### AIM OF THE TASK:
Each entry below is to be printed verbatim.

### EXTRACTED INFORMATION:
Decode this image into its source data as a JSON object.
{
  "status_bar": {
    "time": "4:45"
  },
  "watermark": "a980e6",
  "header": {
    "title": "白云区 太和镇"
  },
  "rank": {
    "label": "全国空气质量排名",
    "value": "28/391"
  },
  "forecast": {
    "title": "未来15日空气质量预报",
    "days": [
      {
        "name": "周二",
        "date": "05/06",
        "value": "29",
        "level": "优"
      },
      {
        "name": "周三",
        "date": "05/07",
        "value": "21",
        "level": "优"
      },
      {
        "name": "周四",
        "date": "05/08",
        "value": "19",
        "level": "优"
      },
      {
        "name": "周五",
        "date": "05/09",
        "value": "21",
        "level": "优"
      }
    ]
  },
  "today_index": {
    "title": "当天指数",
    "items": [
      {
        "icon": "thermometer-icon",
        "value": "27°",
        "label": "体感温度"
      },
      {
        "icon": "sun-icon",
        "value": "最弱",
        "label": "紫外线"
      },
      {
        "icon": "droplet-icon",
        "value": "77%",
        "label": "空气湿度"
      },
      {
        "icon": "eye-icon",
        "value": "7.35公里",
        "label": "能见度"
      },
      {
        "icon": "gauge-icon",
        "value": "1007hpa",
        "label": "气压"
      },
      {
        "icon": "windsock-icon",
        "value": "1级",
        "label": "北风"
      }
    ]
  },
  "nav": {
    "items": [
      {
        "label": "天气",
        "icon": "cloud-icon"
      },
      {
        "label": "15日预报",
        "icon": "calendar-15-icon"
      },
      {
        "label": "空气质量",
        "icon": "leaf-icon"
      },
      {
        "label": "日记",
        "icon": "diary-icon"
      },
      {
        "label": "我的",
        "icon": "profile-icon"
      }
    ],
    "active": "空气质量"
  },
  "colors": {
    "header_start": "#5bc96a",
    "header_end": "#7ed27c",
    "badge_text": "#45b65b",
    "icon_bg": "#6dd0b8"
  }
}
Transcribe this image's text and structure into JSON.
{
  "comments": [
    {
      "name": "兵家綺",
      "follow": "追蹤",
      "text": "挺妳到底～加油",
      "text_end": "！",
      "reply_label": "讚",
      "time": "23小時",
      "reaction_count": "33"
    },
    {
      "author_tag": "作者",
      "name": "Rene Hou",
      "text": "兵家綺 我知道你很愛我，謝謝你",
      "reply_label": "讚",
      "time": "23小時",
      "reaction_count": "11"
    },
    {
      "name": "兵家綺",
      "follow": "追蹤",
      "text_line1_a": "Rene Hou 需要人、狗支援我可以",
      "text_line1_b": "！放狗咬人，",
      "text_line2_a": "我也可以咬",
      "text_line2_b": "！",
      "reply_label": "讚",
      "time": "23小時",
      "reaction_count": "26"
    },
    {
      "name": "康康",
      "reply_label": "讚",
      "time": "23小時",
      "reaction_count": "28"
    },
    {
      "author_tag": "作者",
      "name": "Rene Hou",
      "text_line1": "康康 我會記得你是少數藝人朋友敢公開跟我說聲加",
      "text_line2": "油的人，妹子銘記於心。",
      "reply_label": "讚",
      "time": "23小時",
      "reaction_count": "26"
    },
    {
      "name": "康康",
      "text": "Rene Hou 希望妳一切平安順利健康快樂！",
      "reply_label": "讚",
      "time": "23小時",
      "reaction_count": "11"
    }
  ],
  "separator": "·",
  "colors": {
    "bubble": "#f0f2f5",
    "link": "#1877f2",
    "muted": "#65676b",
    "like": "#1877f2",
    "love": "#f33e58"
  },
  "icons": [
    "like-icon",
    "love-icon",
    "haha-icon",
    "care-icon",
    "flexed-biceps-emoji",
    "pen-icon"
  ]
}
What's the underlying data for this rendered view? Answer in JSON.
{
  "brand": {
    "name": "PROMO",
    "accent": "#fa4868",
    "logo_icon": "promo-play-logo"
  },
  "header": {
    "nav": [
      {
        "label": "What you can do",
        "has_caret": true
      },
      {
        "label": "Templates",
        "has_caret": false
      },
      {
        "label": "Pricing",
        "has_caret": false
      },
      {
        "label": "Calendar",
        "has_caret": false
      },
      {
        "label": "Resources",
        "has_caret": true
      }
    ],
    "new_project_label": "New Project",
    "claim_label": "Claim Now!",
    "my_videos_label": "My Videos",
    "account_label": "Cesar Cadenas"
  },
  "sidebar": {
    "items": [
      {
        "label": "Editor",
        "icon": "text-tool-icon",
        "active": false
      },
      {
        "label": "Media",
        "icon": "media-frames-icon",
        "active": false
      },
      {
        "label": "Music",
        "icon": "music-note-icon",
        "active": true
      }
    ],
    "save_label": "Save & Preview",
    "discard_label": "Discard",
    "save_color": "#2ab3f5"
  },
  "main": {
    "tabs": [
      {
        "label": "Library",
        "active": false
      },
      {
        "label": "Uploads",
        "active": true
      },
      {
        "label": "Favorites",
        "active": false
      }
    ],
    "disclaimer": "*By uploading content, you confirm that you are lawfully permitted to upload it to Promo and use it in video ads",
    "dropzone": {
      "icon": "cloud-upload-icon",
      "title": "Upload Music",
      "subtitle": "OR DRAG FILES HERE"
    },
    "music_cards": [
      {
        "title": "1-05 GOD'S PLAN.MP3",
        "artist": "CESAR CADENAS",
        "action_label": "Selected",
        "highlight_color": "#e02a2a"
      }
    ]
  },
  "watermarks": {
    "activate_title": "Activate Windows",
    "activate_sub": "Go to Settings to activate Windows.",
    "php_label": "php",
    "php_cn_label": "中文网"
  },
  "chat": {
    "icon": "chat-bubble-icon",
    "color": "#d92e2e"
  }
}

### TASK SOLUTION:
Decode this image into its source data as a JSON object.
{
  "status_bar": {
    "time": "4:45"
  },
  "watermark": "a980e6",
  "header": {
    "title": "白云区 太和镇"
  },
  "rank": {
    "label": "全国空气质量排名",
    "value": "28/391"
  },
  "forecast": {
    "title": "未来15日空气质量预报",
    "days": [
      {
        "name": "周二",
        "date": "05/06",
        "value": "29",
        "level": "优"
      },
      {
        "name": "周三",
        "date": "05/07",
        "value": "21",
        "level": "优"
      },
      {
        "name": "周四",
        "date": "05/08",
        "value": "19",
        "level": "优"
      },
      {
        "name": "周五",
        "date": "05/09",
        "value": "21",
        "level": "优"
      }
    ]
  },
  "today_index": {
    "title": "当天指数",
    "items": [
      {
        "icon": "thermometer-icon",
        "value": "27°",
        "label": "体感温度"
      },
      {
        "icon": "sun-icon",
        "value": "最弱",
        "label": "紫外线"
      },
      {
        "icon": "droplet-icon",
        "value": "77%",
        "label": "空气湿度"
      },
      {
        "icon": "eye-icon",
        "value": "7.35公里",
        "label": "能见度"
      },
      {
        "icon": "gauge-icon",
        "value": "1007hpa",
        "label": "气压"
      },
      {
        "icon": "windsock-icon",
        "value": "1级",
        "label": "北风"
      }
    ]
  },
  "nav": {
    "items": [
      {
        "label": "天气",
        "icon": "cloud-icon"
      },
      {
        "label": "15日预报",
        "icon": "calendar-15-icon"
      },
      {
        "label": "空气质量",
        "icon": "leaf-icon"
      },
      {
        "label": "日记",
        "icon": "diary-icon"
      },
      {
        "label": "我的",
        "icon": "profile-icon"
      }
    ],
    "active": "空气质量"
  },
  "colors": {
    "header_start": "#5bc96a",
    "header_end": "#7ed27c",
    "badge_text": "#45b65b",
    "icon_bg": "#6dd0b8"
  }
}
Transcribe this image's text and structure into JSON.
{
  "comments": [
    {
      "name": "兵家綺",
      "follow": "追蹤",
      "text": "挺妳到底～加油",
      "text_end": "！",
      "reply_label": "讚",
      "time": "23小時",
      "reaction_count": "33"
    },
    {
      "author_tag": "作者",
      "name": "Rene Hou",
      "text": "兵家綺 我知道你很愛我，謝謝你",
      "reply_label": "讚",
      "time": "23小時",
      "reaction_count": "11"
    },
    {
      "name": "兵家綺",
      "follow": "追蹤",
      "text_line1_a": "Rene Hou 需要人、狗支援我可以",
      "text_line1_b": "！放狗咬人，",
      "text_line2_a": "我也可以咬",
      "text_line2_b": "！",
      "reply_label": "讚",
      "time": "23小時",
      "reaction_count": "26"
    },
    {
      "name": "康康",
      "reply_label": "讚",
      "time": "23小時",
      "reaction_count": "28"
    },
    {
      "author_tag": "作者",
      "name": "Rene Hou",
      "text_line1": "康康 我會記得你是少數藝人朋友敢公開跟我說聲加",
      "text_line2": "油的人，妹子銘記於心。",
      "reply_label": "讚",
      "time": "23小時",
      "reaction_count": "26"
    },
    {
      "name": "康康",
      "text": "Rene Hou 希望妳一切平安順利健康快樂！",
      "reply_label": "讚",
      "time": "23小時",
      "reaction_count": "11"
    }
  ],
  "separator": "·",
  "colors": {
    "bubble": "#f0f2f5",
    "link": "#1877f2",
    "muted": "#65676b",
    "like": "#1877f2",
    "love": "#f33e58"
  },
  "icons": [
    "like-icon",
    "love-icon",
    "haha-icon",
    "care-icon",
    "flexed-biceps-emoji",
    "pen-icon"
  ]
}
What's the underlying data for this rendered view? Answer in JSON.
{
  "brand": {
    "name": "PROMO",
    "accent": "#fa4868",
    "logo_icon": "promo-play-logo"
  },
  "header": {
    "nav": [
      {
        "label": "What you can do",
        "has_caret": true
      },
      {
        "label": "Templates",
        "has_caret": false
      },
      {
        "label": "Pricing",
        "has_caret": false
      },
      {
        "label": "Calendar",
        "has_caret": false
      },
      {
        "label": "Resources",
        "has_caret": true
      }
    ],
    "new_project_label": "New Project",
    "claim_label": "Claim Now!",
    "my_videos_label": "My Videos",
    "account_label": "Cesar Cadenas"
  },
  "sidebar": {
    "items": [
      {
        "label": "Editor",
        "icon": "text-tool-icon",
        "active": false
      },
      {
        "label": "Media",
        "icon": "media-frames-icon",
        "active": false
      },
      {
        "label": "Music",
        "icon": "music-note-icon",
        "active": true
      }
    ],
    "save_label": "Save & Preview",
    "discard_label": "Discard",
    "save_color": "#2ab3f5"
  },
  "main": {
    "tabs": [
      {
        "label": "Library",
        "active": false
      },
      {
        "label": "Uploads",
        "active": true
      },
      {
        "label": "Favorites",
        "active": false
      }
    ],
    "disclaimer": "*By uploading content, you confirm that you are lawfully permitted to upload it to Promo and use it in video ads",
    "dropzone": {
      "icon": "cloud-upload-icon",
      "title": "Upload Music",
      "subtitle": "OR DRAG FILES HERE"
    },
    "music_cards": [
      {
        "title": "1-05 GOD'S PLAN.MP3",
        "artist": "CESAR CADENAS",
        "action_label": "Selected",
        "highlight_color": "#e02a2a"
      }
    ]
  },
  "watermarks": {
    "activate_title": "Activate Windows",
    "activate_sub": "Go to Settings to activate Windows.",
    "php_label": "php",
    "php_cn_label": "中文网"
  },
  "chat": {
    "icon": "chat-bubble-icon",
    "color": "#d92e2e"
  }
}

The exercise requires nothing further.